What you need to do:
Your task is to retype each line of the data below exactly.

Rows from a figure dataset:
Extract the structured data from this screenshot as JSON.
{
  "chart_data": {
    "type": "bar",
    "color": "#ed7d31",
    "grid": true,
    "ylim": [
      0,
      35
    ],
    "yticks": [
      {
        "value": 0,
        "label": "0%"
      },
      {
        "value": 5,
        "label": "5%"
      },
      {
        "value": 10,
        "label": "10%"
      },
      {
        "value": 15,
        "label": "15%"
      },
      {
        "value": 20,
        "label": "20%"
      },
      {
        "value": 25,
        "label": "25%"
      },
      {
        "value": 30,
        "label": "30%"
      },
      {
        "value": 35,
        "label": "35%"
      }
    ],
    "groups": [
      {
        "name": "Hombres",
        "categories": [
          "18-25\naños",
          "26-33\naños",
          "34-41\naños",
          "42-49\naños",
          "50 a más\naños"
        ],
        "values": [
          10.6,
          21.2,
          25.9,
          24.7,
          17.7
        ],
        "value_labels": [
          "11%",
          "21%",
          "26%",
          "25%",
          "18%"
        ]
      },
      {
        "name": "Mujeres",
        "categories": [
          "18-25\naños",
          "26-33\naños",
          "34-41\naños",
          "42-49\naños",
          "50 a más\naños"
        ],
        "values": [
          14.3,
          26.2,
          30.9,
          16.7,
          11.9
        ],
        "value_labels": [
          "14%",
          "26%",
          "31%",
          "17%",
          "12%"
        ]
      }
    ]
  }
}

The response:
Extract the structured data from this screenshot as JSON.
{
  "chart_data": {
    "type": "bar",
    "color": "#ed7d31",
    "grid": true,
    "ylim": [
      0,
      35
    ],
    "yticks": [
      {
        "value": 0,
        "label": "0%"
      },
      {
        "value": 5,
        "label": "5%"
      },
      {
        "value": 10,
        "label": "10%"
      },
      {
        "value": 15,
        "label": "15%"
      },
      {
        "value": 20,
        "label": "20%"
      },
      {
        "value": 25,
        "label": "25%"
      },
      {
        "value": 30,
        "label": "30%"
      },
      {
        "value": 35,
        "label": "35%"
      }
    ],
    "groups": [
      {
        "name": "Hombres",
        "categories": [
          "18-25\naños",
          "26-33\naños",
          "34-41\naños",
          "42-49\naños",
          "50 a más\naños"
        ],
        "values": [
          10.6,
          21.2,
          25.9,
          24.7,
          17.7
        ],
        "value_labels": [
          "11%",
          "21%",
          "26%",
          "25%",
          "18%"
        ]
      },
      {
        "name": "Mujeres",
        "categories": [
          "18-25\naños",
          "26-33\naños",
          "34-41\naños",
          "42-49\naños",
          "50 a más\naños"
        ],
        "values": [
          14.3,
          26.2,
          30.9,
          16.7,
          11.9
        ],
        "value_labels": [
          "14%",
          "26%",
          "31%",
          "17%",
          "12%"
        ]
      }
    ]
  }
}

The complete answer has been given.